Records about charts and figures
━━━━━━
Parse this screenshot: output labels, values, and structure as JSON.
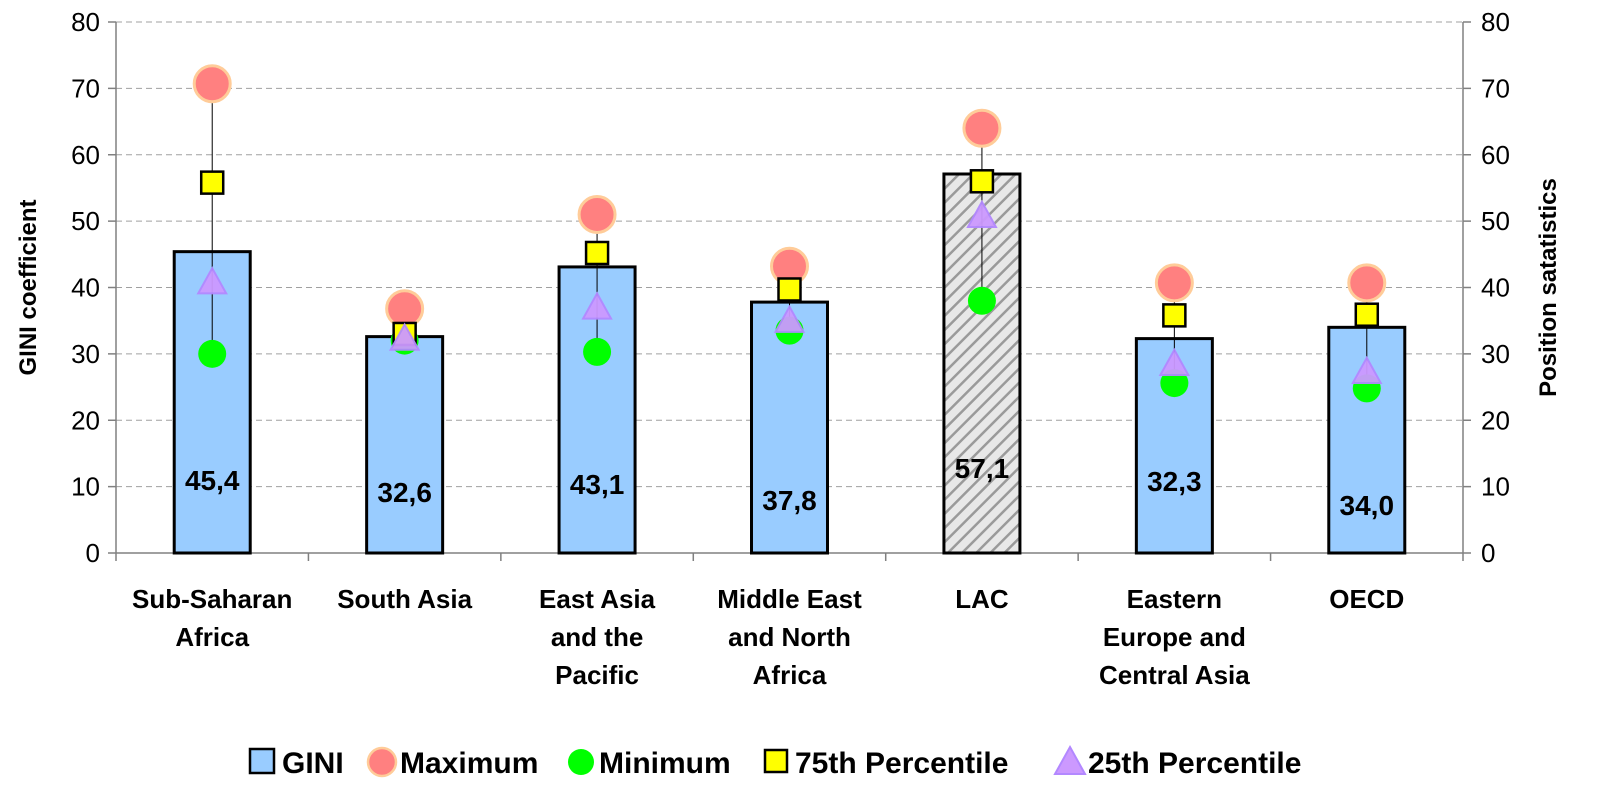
{
  "chart_data": {
    "type": "bar",
    "categories": [
      [
        "Sub-Saharan",
        "Africa"
      ],
      [
        "South Asia"
      ],
      [
        "East Asia",
        "and the",
        "Pacific"
      ],
      [
        "Middle East",
        "and North",
        "Africa"
      ],
      [
        "LAC"
      ],
      [
        "Eastern",
        "Europe and",
        "Central Asia"
      ],
      [
        "OECD"
      ]
    ],
    "series": [
      {
        "name": "GINI",
        "kind": "bar",
        "values": [
          45.4,
          32.6,
          43.1,
          37.8,
          57.1,
          32.3,
          34.0
        ],
        "color": "#99CCFF",
        "highlight_index": 4
      },
      {
        "name": "Maximum",
        "kind": "marker",
        "marker": "circle",
        "values": [
          70.7,
          36.8,
          51.0,
          43.2,
          64.0,
          40.7,
          40.7
        ],
        "color": "#FF8080"
      },
      {
        "name": "Minimum",
        "kind": "marker",
        "marker": "circle",
        "values": [
          30.0,
          32.0,
          30.3,
          33.5,
          38.0,
          25.6,
          24.8
        ],
        "color": "#00FF00"
      },
      {
        "name": "75th Percentile",
        "kind": "marker",
        "marker": "square",
        "values": [
          55.8,
          33.0,
          45.2,
          39.7,
          56.0,
          35.8,
          35.9
        ],
        "color": "#FFFF00"
      },
      {
        "name": "25th Percentile",
        "kind": "marker",
        "marker": "triangle",
        "values": [
          40.8,
          32.3,
          37.0,
          35.0,
          50.8,
          28.5,
          27.3
        ],
        "color": "#CC99FF"
      }
    ],
    "bar_labels": [
      "45,4",
      "32,6",
      "43,1",
      "37,8",
      "57,1",
      "32,3",
      "34,0"
    ],
    "ylabel": "GINI coefficient",
    "y2label": "Position satatistics",
    "ylim": [
      0,
      80
    ],
    "y2lim": [
      0,
      80
    ],
    "yticks": [
      0,
      10,
      20,
      30,
      40,
      50,
      60,
      70,
      80
    ],
    "grid": true,
    "legend_position": "bottom"
  }
}
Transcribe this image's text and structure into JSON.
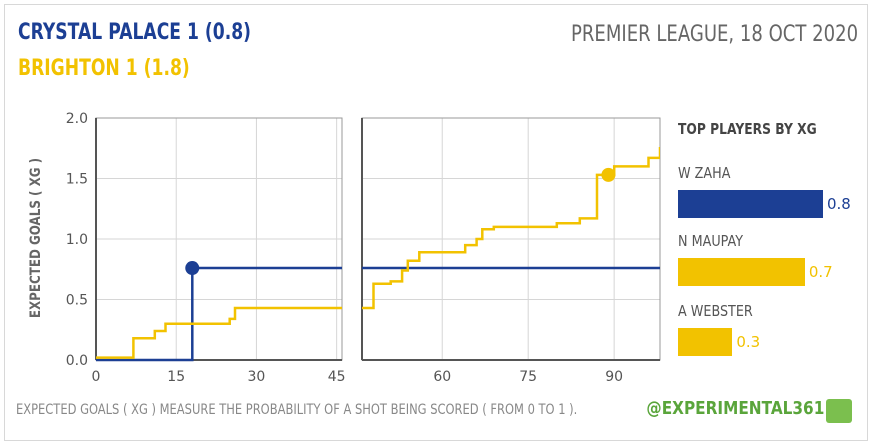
{
  "header": {
    "home": "CRYSTAL PALACE  1  (0.8)",
    "away": "BRIGHTON  1  (1.8)",
    "match_info": "PREMIER LEAGUE, 18 OCT 2020"
  },
  "footer": {
    "note": "EXPECTED GOALS ( XG ) MEASURE THE PROBABILITY OF A SHOT BEING SCORED ( FROM 0 TO 1 ).",
    "handle": "@EXPERIMENTAL361"
  },
  "colors": {
    "home": "#1c3f94",
    "away": "#f2c200",
    "grid": "#d6d6d6",
    "axis": "#555555"
  },
  "chart_data": [
    {
      "type": "line",
      "step": true,
      "title": "",
      "xlabel": "",
      "ylabel": "EXPECTED GOALS ( XG )",
      "ylim": [
        0,
        2.0
      ],
      "yticks": [
        "0.0",
        "0.5",
        "1.0",
        "1.5",
        "2.0"
      ],
      "panels": [
        {
          "xlim": [
            0,
            46
          ],
          "xticks": [
            "0",
            "15",
            "30",
            "45"
          ],
          "xtick_values": [
            0,
            15,
            30,
            45
          ]
        },
        {
          "xlim": [
            46,
            98
          ],
          "xticks": [
            "60",
            "75",
            "90"
          ],
          "xtick_values": [
            60,
            75,
            90
          ]
        }
      ],
      "series": [
        {
          "team": "home",
          "points": [
            [
              0,
              0
            ],
            [
              18,
              0
            ],
            [
              18,
              0.76
            ],
            [
              98,
              0.76
            ]
          ],
          "goals": [
            [
              18,
              0.76
            ]
          ]
        },
        {
          "team": "away",
          "points": [
            [
              0,
              0.02
            ],
            [
              7,
              0.02
            ],
            [
              7,
              0.18
            ],
            [
              11,
              0.18
            ],
            [
              11,
              0.24
            ],
            [
              13,
              0.24
            ],
            [
              13,
              0.3
            ],
            [
              25,
              0.3
            ],
            [
              25,
              0.34
            ],
            [
              26,
              0.34
            ],
            [
              26,
              0.43
            ],
            [
              46,
              0.43
            ],
            [
              48,
              0.43
            ],
            [
              48,
              0.63
            ],
            [
              51,
              0.63
            ],
            [
              51,
              0.65
            ],
            [
              53,
              0.65
            ],
            [
              53,
              0.74
            ],
            [
              54,
              0.74
            ],
            [
              54,
              0.82
            ],
            [
              56,
              0.82
            ],
            [
              56,
              0.89
            ],
            [
              64,
              0.89
            ],
            [
              64,
              0.95
            ],
            [
              66,
              0.95
            ],
            [
              66,
              1.0
            ],
            [
              67,
              1.0
            ],
            [
              67,
              1.08
            ],
            [
              69,
              1.08
            ],
            [
              69,
              1.1
            ],
            [
              80,
              1.1
            ],
            [
              80,
              1.13
            ],
            [
              84,
              1.13
            ],
            [
              84,
              1.17
            ],
            [
              87,
              1.17
            ],
            [
              87,
              1.53
            ],
            [
              90,
              1.53
            ],
            [
              90,
              1.6
            ],
            [
              96,
              1.6
            ],
            [
              96,
              1.67
            ],
            [
              98,
              1.67
            ],
            [
              98,
              1.76
            ]
          ],
          "goals": [
            [
              89,
              1.53
            ]
          ]
        }
      ]
    },
    {
      "type": "bar",
      "orientation": "horizontal",
      "title": "TOP PLAYERS BY XG",
      "categories": [
        "W ZAHA",
        "N MAUPAY",
        "A WEBSTER"
      ],
      "values": [
        0.8,
        0.7,
        0.3
      ],
      "value_labels": [
        "0.8",
        "0.7",
        "0.3"
      ],
      "teams": [
        "home",
        "away",
        "away"
      ]
    }
  ]
}
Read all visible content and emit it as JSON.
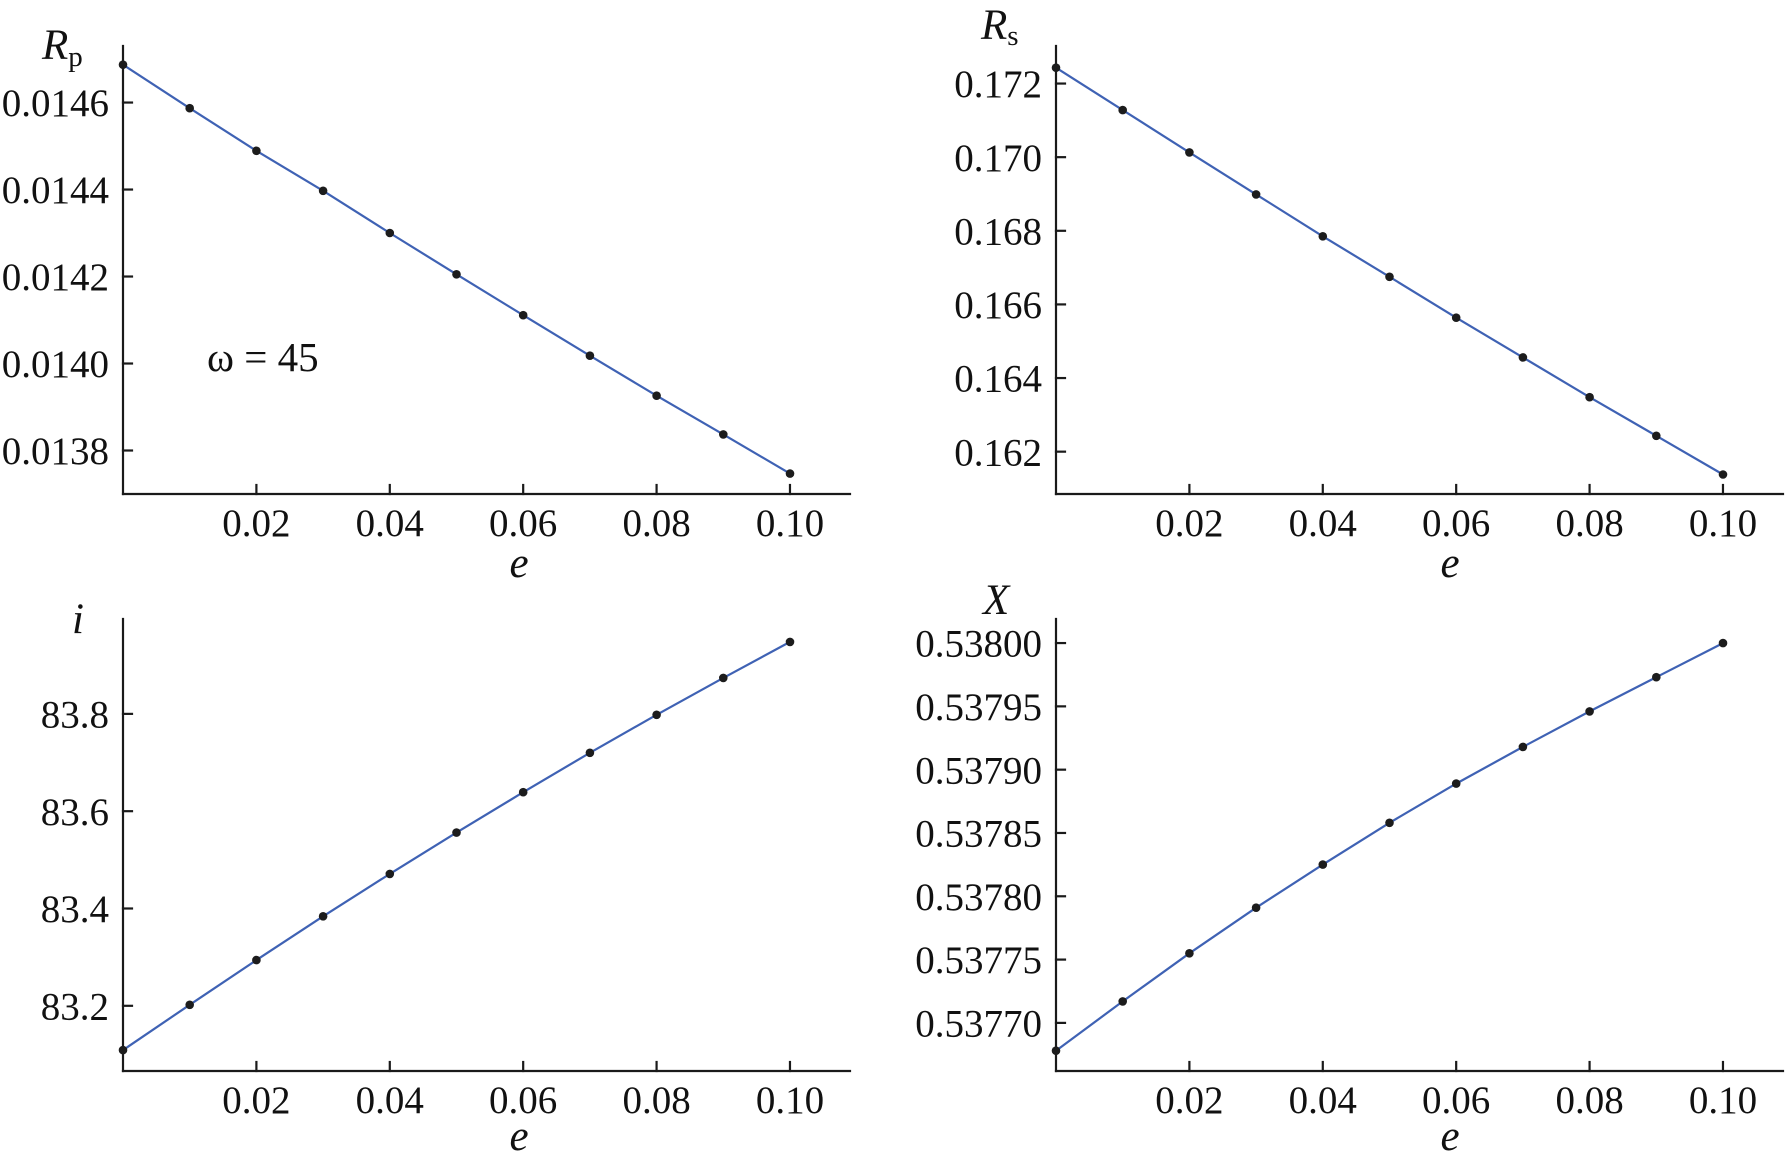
{
  "colors": {
    "line": "#3f62b4",
    "marker": "#1c1c1c",
    "axis": "#1a1a1a",
    "background": "#ffffff"
  },
  "chart_data": [
    {
      "type": "line",
      "xlabel": "e",
      "ylabel": "R",
      "ylabel_subscript": "p",
      "x": [
        0,
        0.01,
        0.02,
        0.03,
        0.04,
        0.05,
        0.06,
        0.07,
        0.08,
        0.09,
        0.1
      ],
      "y": [
        0.014687,
        0.014587,
        0.014489,
        0.014397,
        0.0143,
        0.014205,
        0.014111,
        0.014018,
        0.013926,
        0.013837,
        0.013747
      ],
      "xticks": [
        "0.02",
        "0.04",
        "0.06",
        "0.08",
        "0.10"
      ],
      "yticks": [
        "0.0138",
        "0.0140",
        "0.0142",
        "0.0144",
        "0.0146"
      ],
      "xlim": [
        0,
        0.109
      ],
      "ylim": [
        0.0137,
        0.01473
      ],
      "grid": false,
      "markers": "circle",
      "annotations": [
        "ω = 45"
      ]
    },
    {
      "type": "line",
      "xlabel": "e",
      "ylabel": "R",
      "ylabel_subscript": "s",
      "x": [
        0,
        0.01,
        0.02,
        0.03,
        0.04,
        0.05,
        0.06,
        0.07,
        0.08,
        0.09,
        0.1
      ],
      "y": [
        0.17243,
        0.17128,
        0.17013,
        0.16899,
        0.16785,
        0.16675,
        0.16564,
        0.16456,
        0.16348,
        0.16243,
        0.16138
      ],
      "xticks": [
        "0.02",
        "0.04",
        "0.06",
        "0.08",
        "0.10"
      ],
      "yticks": [
        "0.162",
        "0.164",
        "0.166",
        "0.168",
        "0.170",
        "0.172"
      ],
      "xlim": [
        0,
        0.109
      ],
      "ylim": [
        0.16085,
        0.17302
      ],
      "grid": false,
      "markers": "circle"
    },
    {
      "type": "line",
      "xlabel": "e",
      "ylabel": "i",
      "x": [
        0,
        0.01,
        0.02,
        0.03,
        0.04,
        0.05,
        0.06,
        0.07,
        0.08,
        0.09,
        0.1
      ],
      "y": [
        83.109,
        83.202,
        83.294,
        83.384,
        83.471,
        83.556,
        83.639,
        83.72,
        83.798,
        83.874,
        83.948
      ],
      "xticks": [
        "0.02",
        "0.04",
        "0.06",
        "0.08",
        "0.10"
      ],
      "yticks": [
        "83.2",
        "83.4",
        "83.6",
        "83.8"
      ],
      "xlim": [
        0,
        0.109
      ],
      "ylim": [
        83.066,
        83.995
      ],
      "grid": false,
      "markers": "circle"
    },
    {
      "type": "line",
      "xlabel": "e",
      "ylabel": "X",
      "x": [
        0,
        0.01,
        0.02,
        0.03,
        0.04,
        0.05,
        0.06,
        0.07,
        0.08,
        0.09,
        0.1
      ],
      "y": [
        0.537678,
        0.537717,
        0.537755,
        0.537791,
        0.537825,
        0.537858,
        0.537889,
        0.537918,
        0.537946,
        0.537973,
        0.538
      ],
      "xticks": [
        "0.02",
        "0.04",
        "0.06",
        "0.08",
        "0.10"
      ],
      "yticks": [
        "0.53770",
        "0.53775",
        "0.53780",
        "0.53785",
        "0.53790",
        "0.53795",
        "0.53800"
      ],
      "xlim": [
        0,
        0.109
      ],
      "ylim": [
        0.537662,
        0.538019
      ],
      "grid": false,
      "markers": "circle"
    }
  ]
}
━━━━━━
- Written instruction: Copy each line above where the string "JSON" occurs.

- Answer to this problem:
Parse this screenshot: output labels, values, and structure as JSON.
Transcribe this image's text and structure into JSON.
Read all visible content and emit it as JSON.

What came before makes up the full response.